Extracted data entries
-------
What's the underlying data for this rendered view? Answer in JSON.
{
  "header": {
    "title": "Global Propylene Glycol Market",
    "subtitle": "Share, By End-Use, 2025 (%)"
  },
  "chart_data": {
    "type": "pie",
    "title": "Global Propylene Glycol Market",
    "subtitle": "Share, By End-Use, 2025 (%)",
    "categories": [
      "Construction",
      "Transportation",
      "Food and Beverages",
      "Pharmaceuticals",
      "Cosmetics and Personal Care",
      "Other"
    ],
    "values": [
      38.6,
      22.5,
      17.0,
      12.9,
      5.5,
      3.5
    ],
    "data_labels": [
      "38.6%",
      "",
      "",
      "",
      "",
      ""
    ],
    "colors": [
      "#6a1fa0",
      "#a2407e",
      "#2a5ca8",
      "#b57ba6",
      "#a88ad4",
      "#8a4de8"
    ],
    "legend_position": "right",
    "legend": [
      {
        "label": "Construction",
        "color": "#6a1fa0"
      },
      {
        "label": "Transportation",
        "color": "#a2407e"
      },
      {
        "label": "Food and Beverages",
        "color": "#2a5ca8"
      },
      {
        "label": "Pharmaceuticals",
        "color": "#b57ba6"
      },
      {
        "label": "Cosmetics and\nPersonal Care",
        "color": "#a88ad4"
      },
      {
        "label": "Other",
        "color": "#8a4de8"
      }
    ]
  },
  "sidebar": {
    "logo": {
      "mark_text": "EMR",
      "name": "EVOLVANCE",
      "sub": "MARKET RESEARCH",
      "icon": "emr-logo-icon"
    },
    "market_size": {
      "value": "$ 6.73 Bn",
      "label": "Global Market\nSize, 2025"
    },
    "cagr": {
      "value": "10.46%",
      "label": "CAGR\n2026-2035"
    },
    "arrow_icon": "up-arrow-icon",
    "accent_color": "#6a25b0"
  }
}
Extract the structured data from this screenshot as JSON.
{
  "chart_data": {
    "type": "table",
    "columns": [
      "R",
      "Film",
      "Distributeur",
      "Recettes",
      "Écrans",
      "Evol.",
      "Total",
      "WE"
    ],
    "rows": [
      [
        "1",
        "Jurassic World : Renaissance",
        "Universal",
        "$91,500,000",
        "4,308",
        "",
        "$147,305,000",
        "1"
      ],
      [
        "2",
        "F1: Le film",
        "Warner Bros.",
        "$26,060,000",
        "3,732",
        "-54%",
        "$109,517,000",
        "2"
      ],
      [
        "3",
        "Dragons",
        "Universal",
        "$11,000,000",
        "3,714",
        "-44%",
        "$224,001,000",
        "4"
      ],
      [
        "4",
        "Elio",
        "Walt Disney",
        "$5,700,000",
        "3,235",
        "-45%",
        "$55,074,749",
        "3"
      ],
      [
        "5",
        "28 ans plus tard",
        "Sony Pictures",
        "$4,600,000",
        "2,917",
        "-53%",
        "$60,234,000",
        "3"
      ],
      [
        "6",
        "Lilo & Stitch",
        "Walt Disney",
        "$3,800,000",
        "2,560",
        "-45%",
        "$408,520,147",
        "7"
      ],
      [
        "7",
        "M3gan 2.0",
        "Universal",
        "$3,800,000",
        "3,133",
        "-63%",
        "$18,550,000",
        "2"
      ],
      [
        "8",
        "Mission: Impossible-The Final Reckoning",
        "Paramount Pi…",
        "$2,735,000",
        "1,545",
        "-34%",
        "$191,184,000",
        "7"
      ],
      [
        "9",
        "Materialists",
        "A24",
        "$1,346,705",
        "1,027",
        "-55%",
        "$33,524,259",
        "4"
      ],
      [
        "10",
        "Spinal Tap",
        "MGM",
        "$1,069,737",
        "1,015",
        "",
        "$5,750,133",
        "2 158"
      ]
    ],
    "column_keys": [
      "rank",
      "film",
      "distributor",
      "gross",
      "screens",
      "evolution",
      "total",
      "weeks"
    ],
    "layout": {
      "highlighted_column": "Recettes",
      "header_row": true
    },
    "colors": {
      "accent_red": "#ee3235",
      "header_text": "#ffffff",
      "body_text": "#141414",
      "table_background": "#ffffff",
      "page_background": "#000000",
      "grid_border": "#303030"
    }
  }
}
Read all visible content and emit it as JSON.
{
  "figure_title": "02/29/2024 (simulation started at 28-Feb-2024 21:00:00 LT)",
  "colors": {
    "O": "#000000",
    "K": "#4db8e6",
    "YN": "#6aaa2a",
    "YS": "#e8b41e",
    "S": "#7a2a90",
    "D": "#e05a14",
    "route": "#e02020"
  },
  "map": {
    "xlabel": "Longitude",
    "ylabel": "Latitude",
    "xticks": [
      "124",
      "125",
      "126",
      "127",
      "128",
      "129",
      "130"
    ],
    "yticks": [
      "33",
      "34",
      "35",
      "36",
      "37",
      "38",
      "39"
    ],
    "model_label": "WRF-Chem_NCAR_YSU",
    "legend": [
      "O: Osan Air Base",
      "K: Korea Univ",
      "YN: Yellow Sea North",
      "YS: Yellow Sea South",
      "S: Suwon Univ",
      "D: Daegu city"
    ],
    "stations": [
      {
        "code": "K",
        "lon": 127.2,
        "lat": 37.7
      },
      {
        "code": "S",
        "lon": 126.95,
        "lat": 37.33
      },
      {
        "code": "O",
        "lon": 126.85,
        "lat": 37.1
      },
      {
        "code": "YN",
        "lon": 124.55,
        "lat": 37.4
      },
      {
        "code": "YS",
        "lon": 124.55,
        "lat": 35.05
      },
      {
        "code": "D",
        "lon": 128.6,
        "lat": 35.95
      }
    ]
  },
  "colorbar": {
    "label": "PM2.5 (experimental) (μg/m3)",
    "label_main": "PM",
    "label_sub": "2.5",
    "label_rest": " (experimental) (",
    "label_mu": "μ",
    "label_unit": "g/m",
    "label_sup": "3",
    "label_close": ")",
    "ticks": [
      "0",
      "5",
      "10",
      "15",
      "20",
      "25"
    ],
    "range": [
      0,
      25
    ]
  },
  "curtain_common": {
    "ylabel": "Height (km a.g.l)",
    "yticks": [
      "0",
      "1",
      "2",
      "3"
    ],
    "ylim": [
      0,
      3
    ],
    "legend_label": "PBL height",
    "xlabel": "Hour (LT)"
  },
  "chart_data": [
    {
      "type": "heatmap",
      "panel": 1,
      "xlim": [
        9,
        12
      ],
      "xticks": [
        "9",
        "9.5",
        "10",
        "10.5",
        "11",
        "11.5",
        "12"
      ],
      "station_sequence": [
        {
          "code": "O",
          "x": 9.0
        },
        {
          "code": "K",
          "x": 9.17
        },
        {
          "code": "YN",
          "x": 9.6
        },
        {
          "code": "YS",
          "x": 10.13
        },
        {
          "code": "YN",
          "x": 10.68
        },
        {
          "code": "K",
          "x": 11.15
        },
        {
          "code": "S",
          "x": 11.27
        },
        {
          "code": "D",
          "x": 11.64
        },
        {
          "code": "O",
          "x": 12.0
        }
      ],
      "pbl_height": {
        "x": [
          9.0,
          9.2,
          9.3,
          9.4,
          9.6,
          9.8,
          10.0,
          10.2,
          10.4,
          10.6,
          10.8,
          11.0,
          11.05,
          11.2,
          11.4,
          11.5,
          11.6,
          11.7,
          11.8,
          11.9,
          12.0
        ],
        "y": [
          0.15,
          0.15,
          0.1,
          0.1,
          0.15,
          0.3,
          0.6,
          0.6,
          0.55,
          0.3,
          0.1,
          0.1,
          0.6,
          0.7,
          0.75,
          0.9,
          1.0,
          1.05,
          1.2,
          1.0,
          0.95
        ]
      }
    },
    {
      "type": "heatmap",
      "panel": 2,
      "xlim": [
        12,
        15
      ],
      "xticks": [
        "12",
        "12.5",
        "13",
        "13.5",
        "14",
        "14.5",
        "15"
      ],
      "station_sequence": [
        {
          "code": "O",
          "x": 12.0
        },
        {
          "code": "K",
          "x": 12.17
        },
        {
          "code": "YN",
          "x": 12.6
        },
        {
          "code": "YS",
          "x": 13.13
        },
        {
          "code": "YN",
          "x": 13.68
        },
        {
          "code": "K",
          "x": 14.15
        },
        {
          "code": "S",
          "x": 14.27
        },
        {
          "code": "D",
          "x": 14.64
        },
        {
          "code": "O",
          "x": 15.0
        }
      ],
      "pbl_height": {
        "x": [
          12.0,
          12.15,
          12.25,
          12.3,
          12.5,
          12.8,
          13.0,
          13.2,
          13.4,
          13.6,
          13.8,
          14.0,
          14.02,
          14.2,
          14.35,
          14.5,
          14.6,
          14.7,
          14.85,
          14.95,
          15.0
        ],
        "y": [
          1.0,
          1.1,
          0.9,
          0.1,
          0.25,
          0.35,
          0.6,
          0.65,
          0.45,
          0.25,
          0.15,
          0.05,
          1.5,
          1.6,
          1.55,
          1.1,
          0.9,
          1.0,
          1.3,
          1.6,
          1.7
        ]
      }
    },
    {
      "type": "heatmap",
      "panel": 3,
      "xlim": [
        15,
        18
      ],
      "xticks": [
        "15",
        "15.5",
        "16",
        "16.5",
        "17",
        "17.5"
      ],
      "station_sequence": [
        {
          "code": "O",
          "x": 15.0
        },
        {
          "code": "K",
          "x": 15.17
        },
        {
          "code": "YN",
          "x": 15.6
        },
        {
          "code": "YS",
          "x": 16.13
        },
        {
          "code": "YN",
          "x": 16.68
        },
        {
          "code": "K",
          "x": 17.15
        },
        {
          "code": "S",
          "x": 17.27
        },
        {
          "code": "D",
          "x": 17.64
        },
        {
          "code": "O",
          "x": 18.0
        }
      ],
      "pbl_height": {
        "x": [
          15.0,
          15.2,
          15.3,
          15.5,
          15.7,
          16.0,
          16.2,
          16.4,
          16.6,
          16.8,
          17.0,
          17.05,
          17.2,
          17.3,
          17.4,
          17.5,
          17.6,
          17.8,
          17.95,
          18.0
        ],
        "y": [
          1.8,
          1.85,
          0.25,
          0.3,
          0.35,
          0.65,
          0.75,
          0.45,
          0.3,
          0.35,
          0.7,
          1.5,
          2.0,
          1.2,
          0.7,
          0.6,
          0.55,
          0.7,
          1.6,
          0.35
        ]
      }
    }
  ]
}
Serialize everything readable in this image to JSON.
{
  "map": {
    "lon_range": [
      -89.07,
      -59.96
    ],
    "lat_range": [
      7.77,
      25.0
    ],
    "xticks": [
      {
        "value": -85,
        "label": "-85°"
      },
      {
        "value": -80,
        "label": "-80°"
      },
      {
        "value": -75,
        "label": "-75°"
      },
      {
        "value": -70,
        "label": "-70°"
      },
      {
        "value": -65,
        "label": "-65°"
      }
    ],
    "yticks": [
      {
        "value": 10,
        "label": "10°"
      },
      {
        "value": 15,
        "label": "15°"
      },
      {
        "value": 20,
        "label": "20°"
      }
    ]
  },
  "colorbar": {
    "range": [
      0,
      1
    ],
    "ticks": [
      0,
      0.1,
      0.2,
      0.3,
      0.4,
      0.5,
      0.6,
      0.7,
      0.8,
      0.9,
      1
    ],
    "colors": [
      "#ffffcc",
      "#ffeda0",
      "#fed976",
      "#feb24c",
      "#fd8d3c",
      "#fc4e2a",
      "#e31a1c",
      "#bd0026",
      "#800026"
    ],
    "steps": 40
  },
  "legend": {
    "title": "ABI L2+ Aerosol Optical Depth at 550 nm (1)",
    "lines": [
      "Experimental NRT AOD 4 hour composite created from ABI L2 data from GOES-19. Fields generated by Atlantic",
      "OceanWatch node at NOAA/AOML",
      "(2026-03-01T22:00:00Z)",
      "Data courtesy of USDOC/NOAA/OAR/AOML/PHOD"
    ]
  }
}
-------
### What is required
Go through the data and gather every line that holds "Care".

### Answer below
      "Cosmetics and Personal Care",
        "label": "Cosmetics and\nPersonal Care",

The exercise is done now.